[Data tied to figure images]
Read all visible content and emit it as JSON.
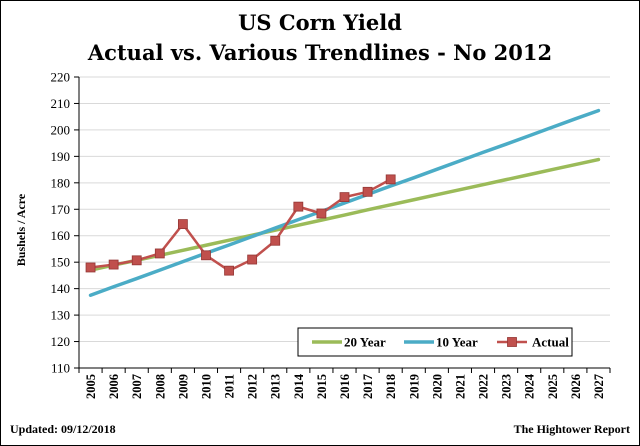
{
  "chart_data": {
    "type": "line",
    "title": "US Corn Yield",
    "subtitle": "Actual vs. Various Trendlines - No 2012",
    "xlabel": "",
    "ylabel": "Bushels / Acre",
    "ylim": [
      110,
      220
    ],
    "yticks": [
      110,
      120,
      130,
      140,
      150,
      160,
      170,
      180,
      190,
      200,
      210,
      220
    ],
    "x": [
      "2005",
      "2006",
      "2007",
      "2008",
      "2009",
      "2010",
      "2011",
      "2012",
      "2013",
      "2014",
      "2015",
      "2016",
      "2017",
      "2018",
      "2019",
      "2020",
      "2021",
      "2022",
      "2023",
      "2024",
      "2025",
      "2026",
      "2027"
    ],
    "grid": true,
    "legend_position": "bottom-right",
    "series": [
      {
        "name": "20 Year",
        "color": "#9bbb59",
        "values": [
          147.0,
          148.9,
          150.7,
          152.6,
          154.5,
          156.4,
          158.3,
          160.2,
          162.1,
          164.0,
          165.9,
          167.8,
          169.8,
          171.7,
          173.6,
          175.5,
          177.4,
          179.3,
          181.2,
          183.1,
          185.0,
          186.9,
          188.8
        ]
      },
      {
        "name": "10 Year",
        "color": "#4bacc6",
        "values": [
          137.5,
          140.7,
          143.8,
          147.0,
          150.2,
          153.4,
          156.5,
          159.7,
          162.9,
          166.1,
          169.2,
          172.4,
          175.6,
          178.8,
          181.9,
          185.1,
          188.3,
          191.5,
          194.6,
          197.8,
          201.0,
          204.2,
          207.3
        ]
      },
      {
        "name": "Actual",
        "color": "#c0504d",
        "marker": "square",
        "values": [
          148.0,
          149.1,
          150.7,
          153.3,
          164.4,
          152.6,
          146.8,
          151.0,
          158.1,
          171.0,
          168.4,
          174.6,
          176.6,
          181.3,
          null,
          null,
          null,
          null,
          null,
          null,
          null,
          null,
          null
        ]
      }
    ]
  },
  "footer": {
    "updated": "Updated:  09/12/2018",
    "source": "The Hightower Report"
  }
}
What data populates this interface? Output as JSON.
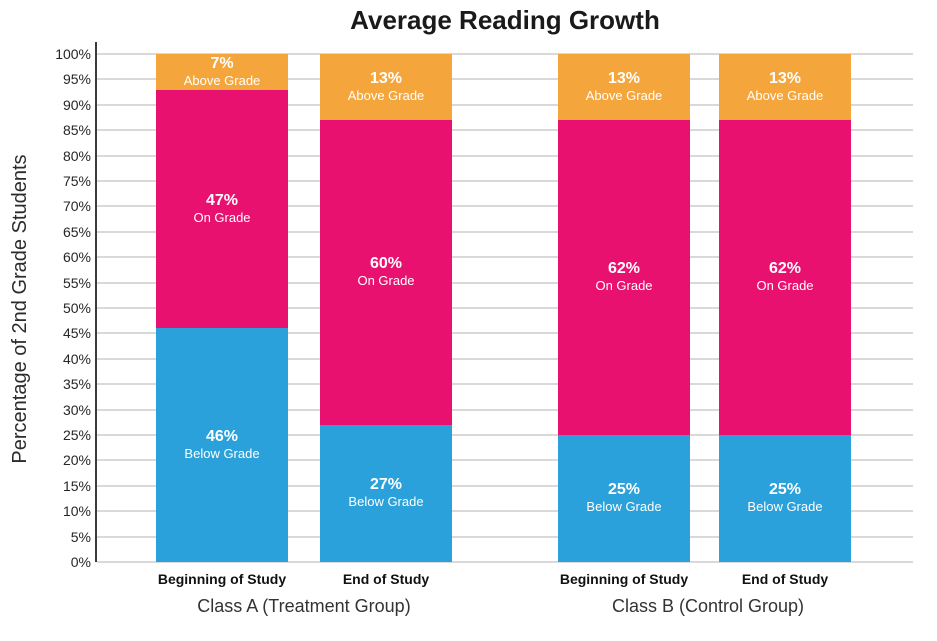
{
  "chart_data": {
    "type": "bar",
    "stacked": true,
    "title": "Average Reading Growth",
    "ylabel": "Percentage of 2nd Grade Students",
    "ylim": [
      0,
      100
    ],
    "ytick_step": 5,
    "ytick_suffix": "%",
    "grid": true,
    "legend_position": "none (series labeled inside segments)",
    "categories": [
      "Beginning of Study",
      "End of Study",
      "Beginning of Study",
      "End of Study"
    ],
    "groups": [
      {
        "label": "Class A (Treatment Group)",
        "category_indexes": [
          0,
          1
        ]
      },
      {
        "label": "Class B (Control Group)",
        "category_indexes": [
          2,
          3
        ]
      }
    ],
    "series": [
      {
        "name": "Below Grade",
        "color": "#2aa1da",
        "values": [
          46,
          27,
          25,
          25
        ]
      },
      {
        "name": "On Grade",
        "color": "#e9116f",
        "values": [
          47,
          60,
          62,
          62
        ]
      },
      {
        "name": "Above Grade",
        "color": "#f4a63c",
        "values": [
          7,
          13,
          13,
          13
        ]
      }
    ],
    "segment_value_suffix": "%",
    "style": {
      "grid_color": "#d9d9d9",
      "axis_line_color": "#3b3b3b",
      "tick_text_color": "#262626",
      "title_color": "#1a1a1a",
      "segment_text_color": "#ffffff",
      "background": "#ffffff"
    }
  }
}
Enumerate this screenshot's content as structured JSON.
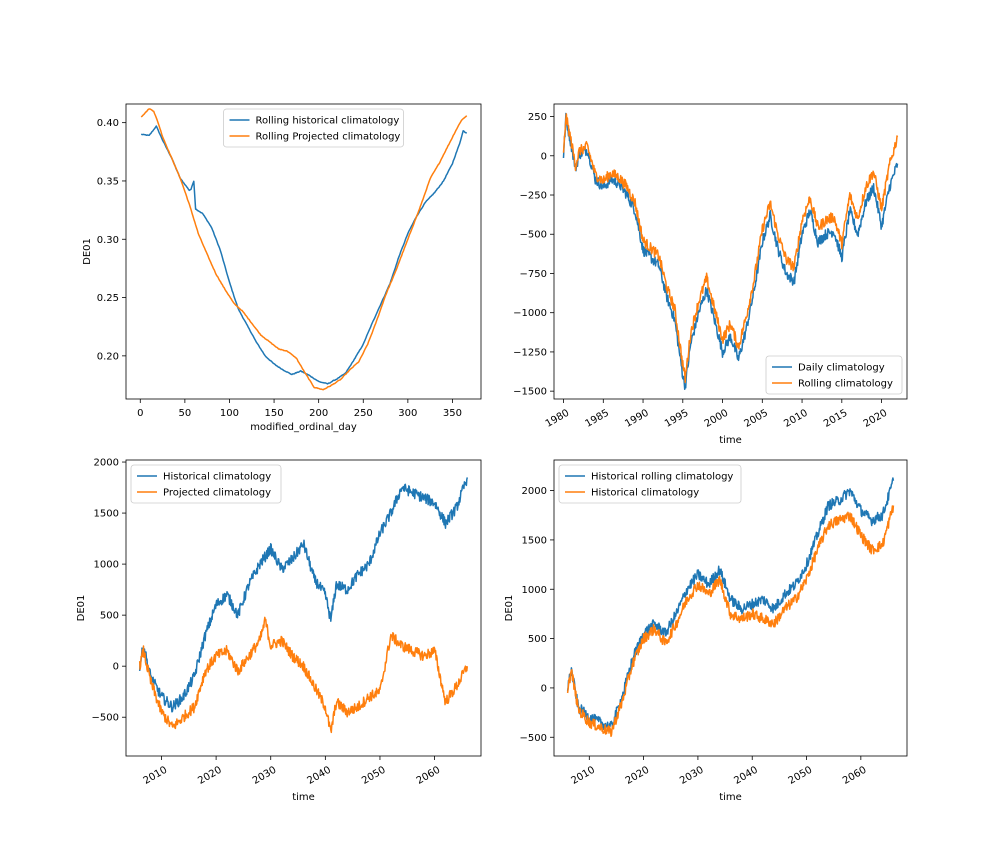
{
  "colors": {
    "blue": "#1f77b4",
    "orange": "#ff7f0e"
  },
  "chart_data": [
    {
      "type": "line",
      "xlabel": "modified_ordinal_day",
      "ylabel": "DE01",
      "xlim": [
        -16,
        382
      ],
      "ylim": [
        0.163,
        0.416
      ],
      "xticks": [
        0,
        50,
        100,
        150,
        200,
        250,
        300,
        350
      ],
      "xtick_labels": [
        "0",
        "50",
        "100",
        "150",
        "200",
        "250",
        "300",
        "350"
      ],
      "yticks": [
        0.2,
        0.25,
        0.3,
        0.35,
        0.4
      ],
      "ytick_labels": [
        "0.20",
        "0.25",
        "0.30",
        "0.35",
        "0.40"
      ],
      "grid": false,
      "legend_position": "top-center",
      "series": [
        {
          "name": "Rolling historical climatology",
          "color": "#1f77b4",
          "x": [
            1,
            10,
            18,
            25,
            35,
            45,
            55,
            57,
            60,
            62,
            70,
            80,
            90,
            100,
            110,
            120,
            130,
            140,
            150,
            160,
            170,
            180,
            190,
            200,
            210,
            220,
            230,
            240,
            250,
            260,
            270,
            280,
            290,
            300,
            310,
            320,
            330,
            340,
            350,
            358,
            362,
            366
          ],
          "y": [
            0.39,
            0.389,
            0.397,
            0.385,
            0.37,
            0.352,
            0.342,
            0.343,
            0.35,
            0.326,
            0.322,
            0.31,
            0.29,
            0.263,
            0.24,
            0.226,
            0.212,
            0.2,
            0.193,
            0.188,
            0.184,
            0.187,
            0.183,
            0.178,
            0.176,
            0.18,
            0.185,
            0.197,
            0.21,
            0.228,
            0.245,
            0.262,
            0.285,
            0.305,
            0.32,
            0.332,
            0.34,
            0.35,
            0.365,
            0.382,
            0.393,
            0.391
          ]
        },
        {
          "name": "Rolling Projected climatology",
          "color": "#ff7f0e",
          "x": [
            1,
            5,
            10,
            15,
            20,
            25,
            35,
            45,
            55,
            65,
            75,
            85,
            95,
            105,
            115,
            125,
            135,
            145,
            155,
            165,
            175,
            185,
            195,
            205,
            215,
            225,
            235,
            245,
            255,
            265,
            275,
            285,
            295,
            305,
            315,
            325,
            335,
            345,
            355,
            360,
            366
          ],
          "y": [
            0.405,
            0.408,
            0.412,
            0.41,
            0.4,
            0.388,
            0.37,
            0.352,
            0.33,
            0.305,
            0.287,
            0.27,
            0.257,
            0.245,
            0.238,
            0.228,
            0.218,
            0.212,
            0.206,
            0.204,
            0.198,
            0.185,
            0.173,
            0.171,
            0.175,
            0.18,
            0.188,
            0.195,
            0.21,
            0.23,
            0.252,
            0.27,
            0.29,
            0.31,
            0.33,
            0.352,
            0.365,
            0.38,
            0.395,
            0.402,
            0.406
          ]
        }
      ]
    },
    {
      "type": "line",
      "xlabel": "time",
      "ylabel": "",
      "xlim": [
        1978.8,
        2023.2
      ],
      "ylim": [
        -1550,
        330
      ],
      "xticks": [
        1980,
        1985,
        1990,
        1995,
        2000,
        2005,
        2010,
        2015,
        2020
      ],
      "xtick_labels": [
        "1980",
        "1985",
        "1990",
        "1995",
        "2000",
        "2005",
        "2010",
        "2015",
        "2020"
      ],
      "yticks": [
        -1500,
        -1250,
        -1000,
        -750,
        -500,
        -250,
        0,
        250
      ],
      "ytick_labels": [
        "−1500",
        "−1250",
        "−1000",
        "−750",
        "−500",
        "−250",
        "0",
        "250"
      ],
      "grid": false,
      "legend_position": "lower-right",
      "series": [
        {
          "name": "Daily climatology",
          "color": "#1f77b4",
          "x": [
            1980,
            1980.3,
            1981,
            1981.5,
            1982,
            1983,
            1984,
            1985,
            1986,
            1987,
            1988,
            1989,
            1990,
            1991,
            1992,
            1993,
            1994,
            1995,
            1995.3,
            1996,
            1997,
            1998,
            1999,
            2000,
            2001,
            2002,
            2003,
            2004,
            2005,
            2006,
            2007,
            2008,
            2009,
            2010,
            2011,
            2012,
            2013,
            2014,
            2015,
            2016,
            2017,
            2018,
            2019,
            2020,
            2021,
            2022
          ],
          "y": [
            0,
            240,
            60,
            -80,
            10,
            40,
            -150,
            -200,
            -150,
            -180,
            -250,
            -350,
            -600,
            -650,
            -700,
            -900,
            -1050,
            -1400,
            -1470,
            -1200,
            -1000,
            -850,
            -1050,
            -1250,
            -1150,
            -1300,
            -1100,
            -850,
            -550,
            -380,
            -600,
            -750,
            -800,
            -500,
            -350,
            -550,
            -500,
            -480,
            -650,
            -350,
            -500,
            -300,
            -200,
            -450,
            -200,
            -50
          ]
        },
        {
          "name": "Rolling climatology",
          "color": "#ff7f0e",
          "x": [
            1980,
            1980.3,
            1981,
            1981.5,
            1982,
            1983,
            1984,
            1985,
            1986,
            1987,
            1988,
            1989,
            1990,
            1991,
            1992,
            1993,
            1994,
            1995,
            1995.3,
            1996,
            1997,
            1998,
            1999,
            2000,
            2001,
            2002,
            2003,
            2004,
            2005,
            2006,
            2007,
            2008,
            2009,
            2010,
            2011,
            2012,
            2013,
            2014,
            2015,
            2016,
            2017,
            2018,
            2019,
            2020,
            2021,
            2022
          ],
          "y": [
            0,
            255,
            80,
            -60,
            30,
            60,
            -120,
            -160,
            -110,
            -140,
            -200,
            -300,
            -540,
            -590,
            -640,
            -840,
            -980,
            -1330,
            -1420,
            -1130,
            -930,
            -780,
            -980,
            -1170,
            -1070,
            -1220,
            -1020,
            -780,
            -470,
            -300,
            -510,
            -660,
            -710,
            -410,
            -270,
            -460,
            -410,
            -390,
            -560,
            -250,
            -400,
            -200,
            -100,
            -340,
            -60,
            120
          ]
        }
      ]
    },
    {
      "type": "line",
      "xlabel": "time",
      "ylabel": "DE01",
      "xlim": [
        2003.5,
        2068.5
      ],
      "ylim": [
        -880,
        2020
      ],
      "xticks": [
        2010,
        2020,
        2030,
        2040,
        2050,
        2060
      ],
      "xtick_labels": [
        "2010",
        "2020",
        "2030",
        "2040",
        "2050",
        "2060"
      ],
      "yticks": [
        -500,
        0,
        500,
        1000,
        1500,
        2000
      ],
      "ytick_labels": [
        "−500",
        "0",
        "500",
        "1000",
        "1500",
        "2000"
      ],
      "grid": false,
      "legend_position": "top-left",
      "series": [
        {
          "name": "Historical climatology",
          "color": "#1f77b4",
          "x": [
            2006,
            2006.7,
            2008,
            2010,
            2012,
            2014,
            2016,
            2018,
            2020,
            2022,
            2024,
            2026,
            2028,
            2030,
            2032,
            2034,
            2036,
            2038,
            2040,
            2041,
            2042,
            2044,
            2046,
            2048,
            2050,
            2052,
            2054,
            2056,
            2058,
            2060,
            2062,
            2064,
            2066
          ],
          "y": [
            0,
            200,
            -100,
            -300,
            -400,
            -300,
            -100,
            300,
            600,
            700,
            500,
            800,
            1000,
            1150,
            950,
            1050,
            1200,
            850,
            700,
            450,
            800,
            750,
            900,
            1000,
            1300,
            1500,
            1750,
            1700,
            1650,
            1600,
            1400,
            1550,
            1850
          ]
        },
        {
          "name": "Projected climatology",
          "color": "#ff7f0e",
          "x": [
            2006,
            2006.7,
            2008,
            2010,
            2012,
            2014,
            2016,
            2018,
            2020,
            2022,
            2024,
            2026,
            2028,
            2029,
            2030,
            2032,
            2034,
            2036,
            2038,
            2040,
            2041,
            2042,
            2044,
            2046,
            2048,
            2050,
            2052,
            2054,
            2056,
            2058,
            2060,
            2062,
            2064,
            2066
          ],
          "y": [
            0,
            150,
            -150,
            -450,
            -600,
            -500,
            -400,
            -50,
            100,
            150,
            -50,
            100,
            250,
            450,
            200,
            250,
            100,
            0,
            -200,
            -400,
            -650,
            -350,
            -450,
            -400,
            -300,
            -250,
            300,
            200,
            150,
            100,
            150,
            -350,
            -200,
            0
          ]
        }
      ]
    },
    {
      "type": "line",
      "xlabel": "time",
      "ylabel": "DE01",
      "xlim": [
        2003.5,
        2068.5
      ],
      "ylim": [
        -690,
        2310
      ],
      "xticks": [
        2010,
        2020,
        2030,
        2040,
        2050,
        2060
      ],
      "xtick_labels": [
        "2010",
        "2020",
        "2030",
        "2040",
        "2050",
        "2060"
      ],
      "yticks": [
        -500,
        0,
        500,
        1000,
        1500,
        2000
      ],
      "ytick_labels": [
        "−500",
        "0",
        "500",
        "1000",
        "1500",
        "2000"
      ],
      "grid": false,
      "legend_position": "top-left",
      "series": [
        {
          "name": "Historical rolling climatology",
          "color": "#1f77b4",
          "x": [
            2006,
            2006.7,
            2008,
            2010,
            2012,
            2014,
            2016,
            2018,
            2020,
            2022,
            2024,
            2026,
            2028,
            2030,
            2032,
            2034,
            2036,
            2038,
            2040,
            2042,
            2044,
            2046,
            2048,
            2050,
            2052,
            2054,
            2056,
            2058,
            2060,
            2062,
            2064,
            2066
          ],
          "y": [
            0,
            180,
            -200,
            -300,
            -350,
            -400,
            -100,
            300,
            550,
            650,
            550,
            750,
            1000,
            1150,
            1050,
            1200,
            900,
            800,
            850,
            900,
            800,
            950,
            1050,
            1250,
            1550,
            1850,
            1900,
            2000,
            1800,
            1700,
            1750,
            2100
          ]
        },
        {
          "name": "Historical climatology",
          "color": "#ff7f0e",
          "x": [
            2006,
            2006.7,
            2008,
            2010,
            2012,
            2014,
            2016,
            2018,
            2020,
            2022,
            2024,
            2026,
            2028,
            2030,
            2032,
            2034,
            2036,
            2038,
            2040,
            2042,
            2044,
            2046,
            2048,
            2050,
            2052,
            2054,
            2056,
            2058,
            2060,
            2062,
            2064,
            2066
          ],
          "y": [
            0,
            170,
            -220,
            -350,
            -400,
            -450,
            -150,
            250,
            500,
            600,
            450,
            650,
            900,
            1050,
            950,
            1100,
            750,
            700,
            750,
            700,
            650,
            800,
            900,
            1100,
            1400,
            1650,
            1700,
            1750,
            1550,
            1400,
            1450,
            1850
          ]
        }
      ]
    }
  ]
}
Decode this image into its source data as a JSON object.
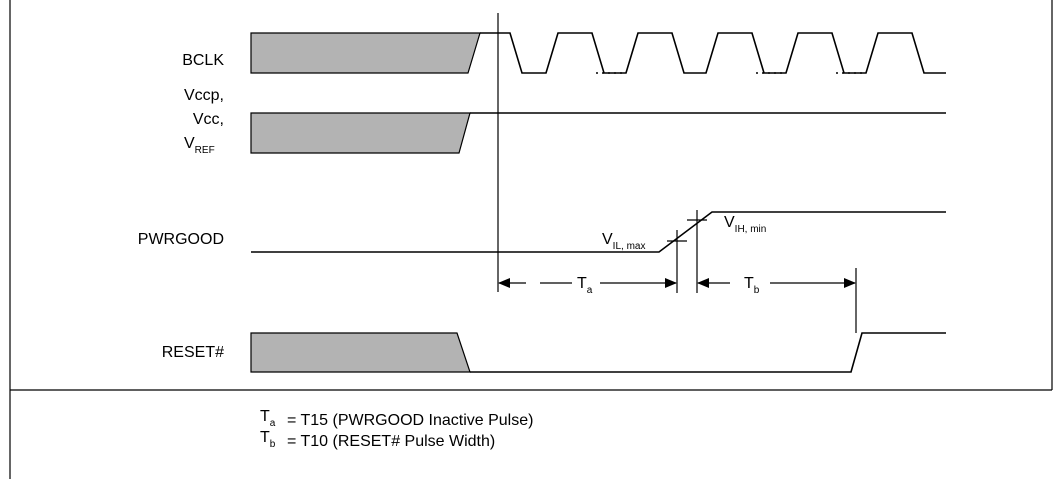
{
  "signals": {
    "bclk": "BCLK",
    "vccp": "Vccp,",
    "vcc": "Vcc,",
    "vref_main": "V",
    "vref_sub": "REF",
    "pwrgood": "PWRGOOD",
    "reset": "RESET#"
  },
  "thresholds": {
    "vil_main": "V",
    "vil_sub": "IL, max",
    "vih_main": "V",
    "vih_sub": "IH, min"
  },
  "intervals": {
    "ta_main": "T",
    "ta_sub": "a",
    "tb_main": "T",
    "tb_sub": "b"
  },
  "legend": [
    {
      "sym": "T",
      "sub": "a",
      "text": "= T15 (PWRGOOD Inactive Pulse)"
    },
    {
      "sym": "T",
      "sub": "b",
      "text": "= T10 (RESET# Pulse Width)"
    }
  ],
  "colors": {
    "shade": "#b3b3b3",
    "line": "#000000"
  }
}
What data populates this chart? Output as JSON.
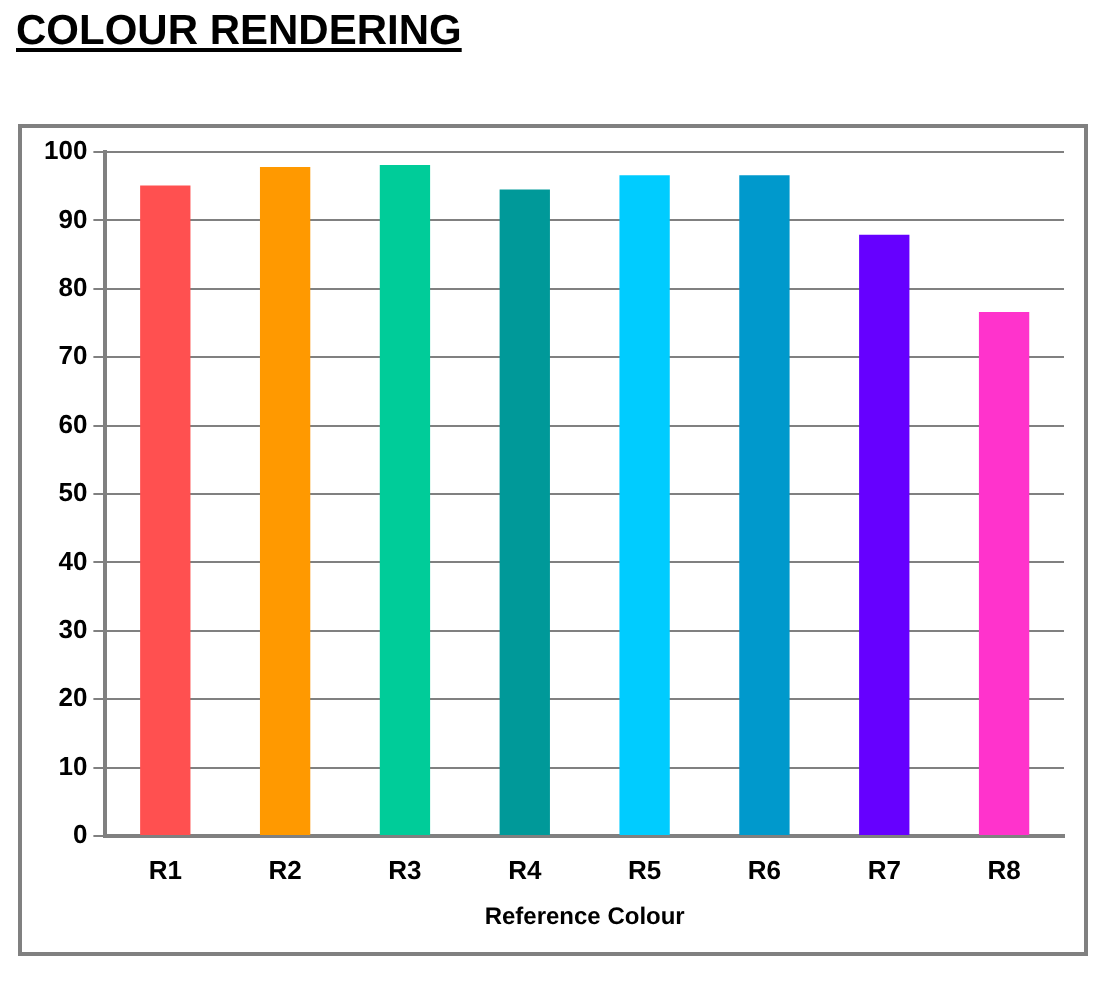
{
  "chart_data": {
    "type": "bar",
    "title": "COLOUR RENDERING",
    "xlabel": "Reference Colour",
    "categories": [
      "R1",
      "R2",
      "R3",
      "R4",
      "R5",
      "R6",
      "R7",
      "R8"
    ],
    "values": [
      95.1,
      97.8,
      98.1,
      94.5,
      96.6,
      96.6,
      87.9,
      76.6
    ],
    "colors": [
      "#ff5050",
      "#ff9900",
      "#00cc99",
      "#009999",
      "#00ccff",
      "#0099cc",
      "#6600ff",
      "#ff33cc"
    ],
    "ylim": [
      0,
      100
    ],
    "yticks": [
      0,
      10,
      20,
      30,
      40,
      50,
      60,
      70,
      80,
      90,
      100
    ],
    "grid": "y",
    "legend": false
  }
}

**TASK BRIEF:** Copy every single line of the material above that holds "this".

**TASK RESULT:**
What data populates this interface? Output as JSON.
Enumerate this screenshot's content as structured JSON.
Decode this image into its source data as a JSON object.
What data populates this chart? Output as JSON.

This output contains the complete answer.